▸ Problem description:
Retype every entry exactly, character for character.

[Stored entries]
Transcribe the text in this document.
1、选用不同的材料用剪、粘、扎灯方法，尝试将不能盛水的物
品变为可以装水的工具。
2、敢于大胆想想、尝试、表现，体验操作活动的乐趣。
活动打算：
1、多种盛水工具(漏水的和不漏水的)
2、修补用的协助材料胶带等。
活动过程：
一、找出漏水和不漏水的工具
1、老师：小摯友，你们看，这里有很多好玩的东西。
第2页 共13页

▸ Exercise answer:
Transcribe the text in this document.
1、选用不同的材料用剪、粘、扎灯方法，尝试将不能盛水的物
品变为可以装水的工具。
2、敢于大胆想想、尝试、表现，体验操作活动的乐趣。
活动打算：
1、多种盛水工具(漏水的和不漏水的)
2、修补用的协助材料胶带等。
活动过程：
一、找出漏水和不漏水的工具
1、老师：小摯友，你们看，这里有很多好玩的东西。
第2页 共13页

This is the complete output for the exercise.